[BEGIN RECORDS FOR PROCESSING]

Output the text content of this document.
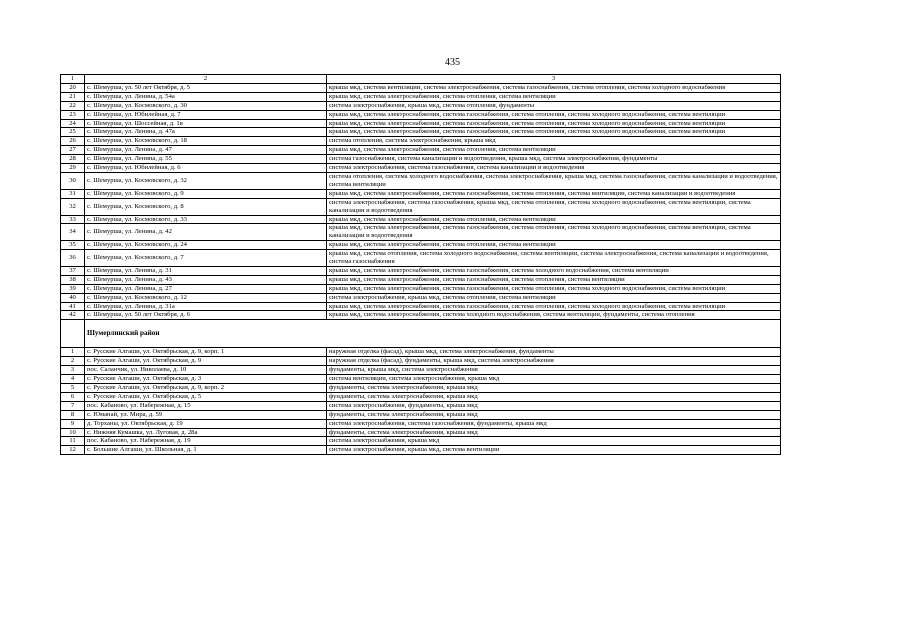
435
1	2	3
20	с. Шемурша, ул. 50 лет Октября, д. 5	крыша мкд, система вентиляции, система электроснабжения, система газоснабжения, система отопления, система холодного водоснабжения
21	с. Шемурша, ул. Ленина, д. 54а	крыша мкд, система электроснабжения, система отопления, система вентиляции
22	с. Шемурша, ул. Космовского, д. 30	система электроснабжения, крыша мкд, система отопления, фундаменты
23	с. Шемурша, ул. Юбилейная, д. 7	крыша мкд, система электроснабжения, система газоснабжения, система отопления, система холодного водоснабжения, система вентиляции
24	с. Шемурша, ул. Шоссейная, д. 1в	крыша мкд, система электроснабжения, система газоснабжения, система отопления, система холодного водоснабжения, система вентиляции
25	с. Шемурша, ул. Ленина, д. 47а	крыша мкд, система электроснабжения, система газоснабжения, система отопления, система холодного водоснабжения, система вентиляции
26	с. Шемурша, ул. Космовского, д. 18	система отопления, система электроснабжения, крыша мкд
27	с. Шемурша, ул. Ленина, д. 47	крыша мкд, система электроснабжения, система отопления, система вентиляции
28	с. Шемурша, ул. Ленина, д. 55	система газоснабжения, система канализации и водоотведения, крыша мкд, система электроснабжения, фундаменты
29	с. Шемурша, ул. Юбилейная, д. 6	система электроснабжения, система газоснабжения, система канализации и водоотведения
30	с. Шемурша, ул. Космовского, д. 32	система отопления, система холодного водоснабжения, система электроснабжения, крыша мкд, система газоснабжения, система канализации и водоотведения, система вентиляции
31	с. Шемурша, ул. Космовского, д. 9	крыша мкд, система электроснабжения, система газоснабжения, система отопления, система вентиляции, система канализации и водоотведения
32	с. Шемурша, ул. Космовского, д. 8	система электроснабжения, система газоснабжения, крыша мкд, система отопления, система холодного водоснабжения, система вентиляции, система канализации и водоотведения
33	с. Шемурша, ул. Космовского, д. 33	крыша мкд, система электроснабжения, система отопления, система вентиляции
34	с. Шемурша, ул. Ленина, д. 42	крыша мкд, система электроснабжения, система газоснабжения, система отопления, система холодного водоснабжения, система вентиляции, система канализации и водоотведения
35	с. Шемурша, ул. Космовского, д. 24	крыша мкд, система электроснабжения, система отопления, система вентиляции
36	с. Шемурша, ул. Космовского, д. 7	крыша мкд, система отопления, система холодного водоснабжения, система вентиляции, система электроснабжения, система канализации и водоотведения, система газоснабжения
37	с. Шемурша, ул. Ленина, д. 31	крыша мкд, система электроснабжения, система газоснабжения, система холодного водоснабжения, система вентиляции
38	с. Шемурша, ул. Ленина, д. 43	крыша мкд, система электроснабжения, система газоснабжения, система отопления, система вентиляции
39	с. Шемурша, ул. Ленина, д. 27	крыша мкд, система электроснабжения, система газоснабжения, система отопления, система холодного водоснабжения, система вентиляции
40	с. Шемурша, ул. Космовского, д. 12	система электроснабжения, крыша мкд, система отопления, система вентиляции
41	с. Шемурша, ул. Ленина, д. 31а	крыша мкд, система электроснабжения, система газоснабжения, система отопления, система холодного водоснабжения, система вентиляции
42	с. Шемурша, ул. 50 лет Октября, д. 6	крыша мкд, система электроснабжения, система холодного водоснабжения, система вентиляции, фундаменты, система отопления
	Шумерлинский район	
1	с. Русские Алгаши, ул. Октябрьская, д. 9, корп. 1	наружная отделка (фасад), крыша мкд, система электроснабжения, фундаменты
2	с. Русские Алгаши, ул. Октябрьская, д. 9	наружная отделка (фасад), фундаменты, крыша мкд, система электроснабжения
3	пос. Саланчик, ул. Николаева, д. 10	фундаменты, крыша мкд, система электроснабжения
4	с. Русские Алгаши, ул. Октябрьская, д. 3	система вентиляции, система электроснабжения, крыша мкд
5	с. Русские Алгаши, ул. Октябрьская, д. 9, корп. 2	фундаменты, система электроснабжения, крыша мкд
6	с. Русские Алгаши, ул. Октябрьская, д. 5	фундаменты, система электроснабжения, крыша мкд
7	пос. Кабаново, ул. Набережная, д. 15	система электроснабжения, фундаменты, крыша мкд
8	с. Юманай, ул. Мира, д. 59	фундаменты, система электроснабжения, крыша мкд
9	д. Торханы, ул. Октябрьская, д. 19	система электроснабжения, система газоснабжения, фундаменты, крыша мкд
10	с. Нижняя Кумашка, ул. Луговая, д. 28а	фундаменты, система электроснабжения, крыша мкд
11	пос. Кабаново, ул. Набережная, д. 19	система электроснабжения, крыша мкд
12	с. Большие Алгаши, ул. Школьная, д. 1	система электроснабжения, крыша мкд, система вентиляции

[END RECORDS FOR PROCESSING]

▸ REQUIREMENTS:
Quote in full the listing given above; the images are to be left out.

▸ THE REPLY:
Output the text content of this document.
435
1	2	3
20	с. Шемурша, ул. 50 лет Октября, д. 5	крыша мкд, система вентиляции, система электроснабжения, система газоснабжения, система отопления, система холодного водоснабжения
21	с. Шемурша, ул. Ленина, д. 54а	крыша мкд, система электроснабжения, система отопления, система вентиляции
22	с. Шемурша, ул. Космовского, д. 30	система электроснабжения, крыша мкд, система отопления, фундаменты
23	с. Шемурша, ул. Юбилейная, д. 7	крыша мкд, система электроснабжения, система газоснабжения, система отопления, система холодного водоснабжения, система вентиляции
24	с. Шемурша, ул. Шоссейная, д. 1в	крыша мкд, система электроснабжения, система газоснабжения, система отопления, система холодного водоснабжения, система вентиляции
25	с. Шемурша, ул. Ленина, д. 47а	крыша мкд, система электроснабжения, система газоснабжения, система отопления, система холодного водоснабжения, система вентиляции
26	с. Шемурша, ул. Космовского, д. 18	система отопления, система электроснабжения, крыша мкд
27	с. Шемурша, ул. Ленина, д. 47	крыша мкд, система электроснабжения, система отопления, система вентиляции
28	с. Шемурша, ул. Ленина, д. 55	система газоснабжения, система канализации и водоотведения, крыша мкд, система электроснабжения, фундаменты
29	с. Шемурша, ул. Юбилейная, д. 6	система электроснабжения, система газоснабжения, система канализации и водоотведения
30	с. Шемурша, ул. Космовского, д. 32	система отопления, система холодного водоснабжения, система электроснабжения, крыша мкд, система газоснабжения, система канализации и водоотведения, система вентиляции
31	с. Шемурша, ул. Космовского, д. 9	крыша мкд, система электроснабжения, система газоснабжения, система отопления, система вентиляции, система канализации и водоотведения
32	с. Шемурша, ул. Космовского, д. 8	система электроснабжения, система газоснабжения, крыша мкд, система отопления, система холодного водоснабжения, система вентиляции, система канализации и водоотведения
33	с. Шемурша, ул. Космовского, д. 33	крыша мкд, система электроснабжения, система отопления, система вентиляции
34	с. Шемурша, ул. Ленина, д. 42	крыша мкд, система электроснабжения, система газоснабжения, система отопления, система холодного водоснабжения, система вентиляции, система канализации и водоотведения
35	с. Шемурша, ул. Космовского, д. 24	крыша мкд, система электроснабжения, система отопления, система вентиляции
36	с. Шемурша, ул. Космовского, д. 7	крыша мкд, система отопления, система холодного водоснабжения, система вентиляции, система электроснабжения, система канализации и водоотведения, система газоснабжения
37	с. Шемурша, ул. Ленина, д. 31	крыша мкд, система электроснабжения, система газоснабжения, система холодного водоснабжения, система вентиляции
38	с. Шемурша, ул. Ленина, д. 43	крыша мкд, система электроснабжения, система газоснабжения, система отопления, система вентиляции
39	с. Шемурша, ул. Ленина, д. 27	крыша мкд, система электроснабжения, система газоснабжения, система отопления, система холодного водоснабжения, система вентиляции
40	с. Шемурша, ул. Космовского, д. 12	система электроснабжения, крыша мкд, система отопления, система вентиляции
41	с. Шемурша, ул. Ленина, д. 31а	крыша мкд, система электроснабжения, система газоснабжения, система отопления, система холодного водоснабжения, система вентиляции
42	с. Шемурша, ул. 50 лет Октября, д. 6	крыша мкд, система электроснабжения, система холодного водоснабжения, система вентиляции, фундаменты, система отопления
	Шумерлинский район	
1	с. Русские Алгаши, ул. Октябрьская, д. 9, корп. 1	наружная отделка (фасад), крыша мкд, система электроснабжения, фундаменты
2	с. Русские Алгаши, ул. Октябрьская, д. 9	наружная отделка (фасад), фундаменты, крыша мкд, система электроснабжения
3	пос. Саланчик, ул. Николаева, д. 10	фундаменты, крыша мкд, система электроснабжения
4	с. Русские Алгаши, ул. Октябрьская, д. 3	система вентиляции, система электроснабжения, крыша мкд
5	с. Русские Алгаши, ул. Октябрьская, д. 9, корп. 2	фундаменты, система электроснабжения, крыша мкд
6	с. Русские Алгаши, ул. Октябрьская, д. 5	фундаменты, система электроснабжения, крыша мкд
7	пос. Кабаново, ул. Набережная, д. 15	система электроснабжения, фундаменты, крыша мкд
8	с. Юманай, ул. Мира, д. 59	фундаменты, система электроснабжения, крыша мкд
9	д. Торханы, ул. Октябрьская, д. 19	система электроснабжения, система газоснабжения, фундаменты, крыша мкд
10	с. Нижняя Кумашка, ул. Луговая, д. 28а	фундаменты, система электроснабжения, крыша мкд
11	пос. Кабаново, ул. Набережная, д. 19	система электроснабжения, крыша мкд
12	с. Большие Алгаши, ул. Школьная, д. 1	система электроснабжения, крыша мкд, система вентиляции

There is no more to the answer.